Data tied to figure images
-------
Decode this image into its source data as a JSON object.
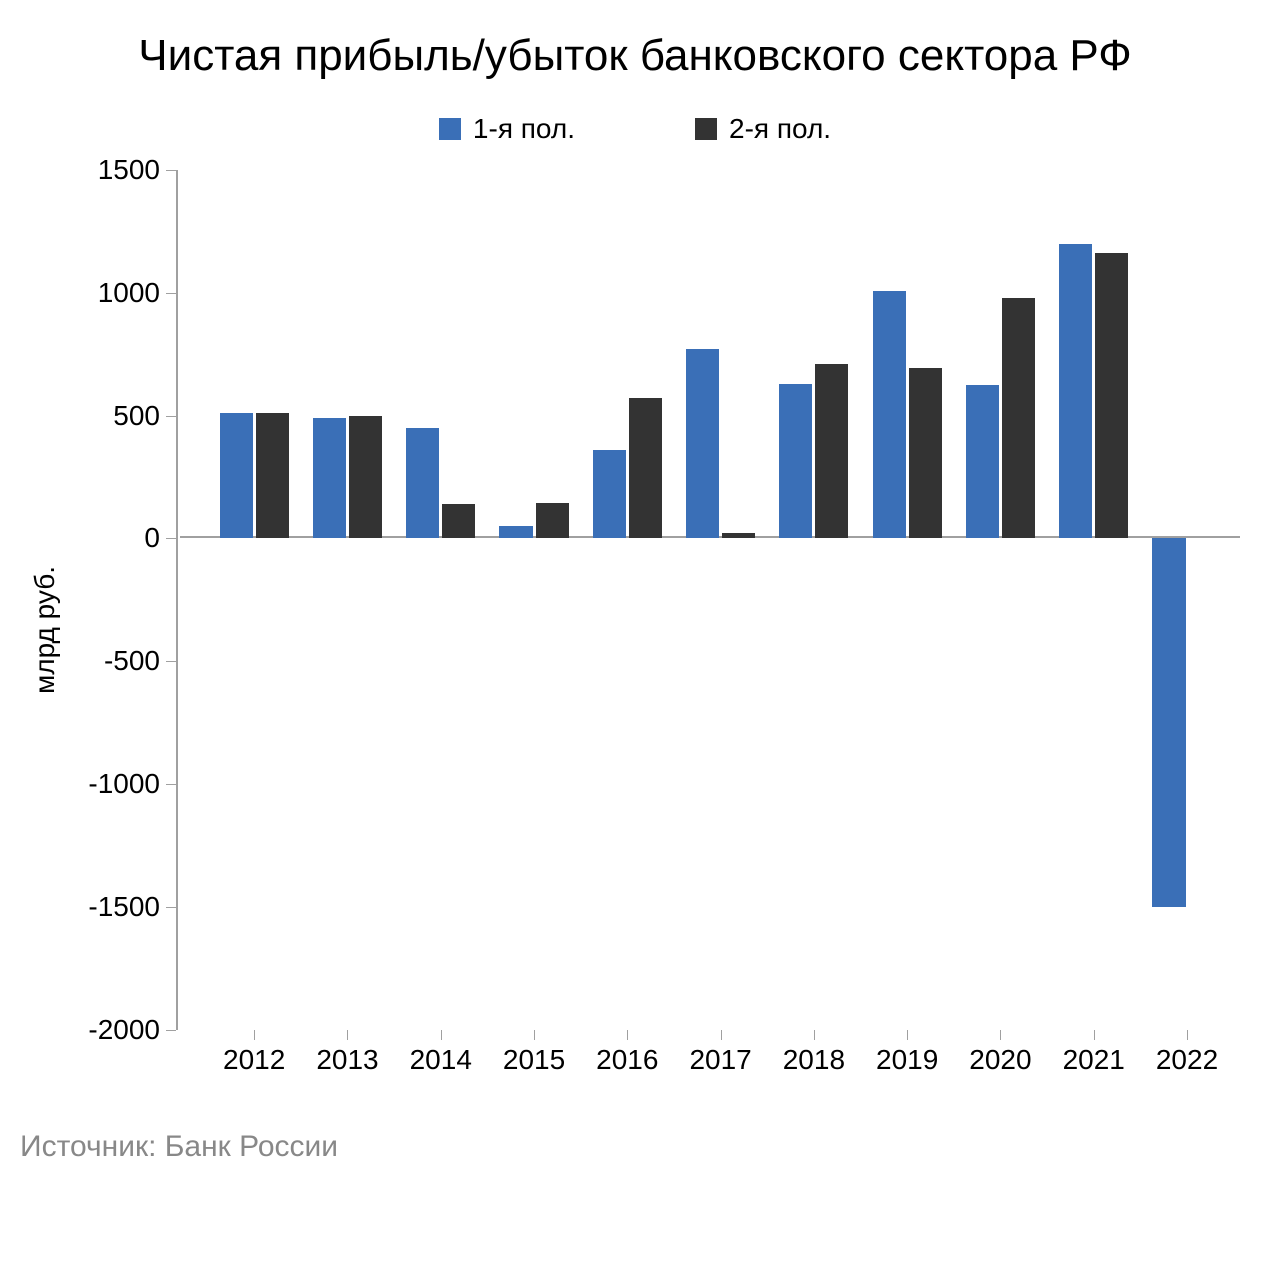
{
  "chart": {
    "type": "bar",
    "title": "Чистая прибыль/убыток банковского сектора РФ",
    "title_fontsize": 44,
    "ylabel": "млрд руб.",
    "label_fontsize": 28,
    "tick_fontsize": 28,
    "legend_fontsize": 28,
    "background_color": "#ffffff",
    "axis_color": "#a0a0a0",
    "ylim": [
      -2000,
      1500
    ],
    "ytick_step": 500,
    "yticks": [
      -2000,
      -1500,
      -1000,
      -500,
      0,
      500,
      1000,
      1500
    ],
    "categories": [
      "2012",
      "2013",
      "2014",
      "2015",
      "2016",
      "2017",
      "2018",
      "2019",
      "2020",
      "2021",
      "2022"
    ],
    "series": [
      {
        "name": "1-я пол.",
        "color": "#3a6fb7",
        "values": [
          510,
          490,
          450,
          50,
          360,
          770,
          630,
          1005,
          625,
          1200,
          -1500
        ]
      },
      {
        "name": "2-я пол.",
        "color": "#333333",
        "values": [
          510,
          500,
          140,
          145,
          570,
          20,
          710,
          695,
          980,
          1160,
          null
        ]
      }
    ],
    "bar_group_width_pct": 6.8,
    "group_gap_pct": 2.0
  },
  "source_label": "Источник: Банк России",
  "source_color": "#888888",
  "source_fontsize": 30
}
-------
TASK STATEMENT:
Pictures are not part of the copy; reproduce everything else in the records exactly.

EXERCISE RESULT:
Decode this image into its source data as a JSON object.
{
  "chart": {
    "type": "bar",
    "title": "Чистая прибыль/убыток банковского сектора РФ",
    "title_fontsize": 44,
    "ylabel": "млрд руб.",
    "label_fontsize": 28,
    "tick_fontsize": 28,
    "legend_fontsize": 28,
    "background_color": "#ffffff",
    "axis_color": "#a0a0a0",
    "ylim": [
      -2000,
      1500
    ],
    "ytick_step": 500,
    "yticks": [
      -2000,
      -1500,
      -1000,
      -500,
      0,
      500,
      1000,
      1500
    ],
    "categories": [
      "2012",
      "2013",
      "2014",
      "2015",
      "2016",
      "2017",
      "2018",
      "2019",
      "2020",
      "2021",
      "2022"
    ],
    "series": [
      {
        "name": "1-я пол.",
        "color": "#3a6fb7",
        "values": [
          510,
          490,
          450,
          50,
          360,
          770,
          630,
          1005,
          625,
          1200,
          -1500
        ]
      },
      {
        "name": "2-я пол.",
        "color": "#333333",
        "values": [
          510,
          500,
          140,
          145,
          570,
          20,
          710,
          695,
          980,
          1160,
          null
        ]
      }
    ],
    "bar_group_width_pct": 6.8,
    "group_gap_pct": 2.0
  },
  "source_label": "Источник: Банк России",
  "source_color": "#888888",
  "source_fontsize": 30
}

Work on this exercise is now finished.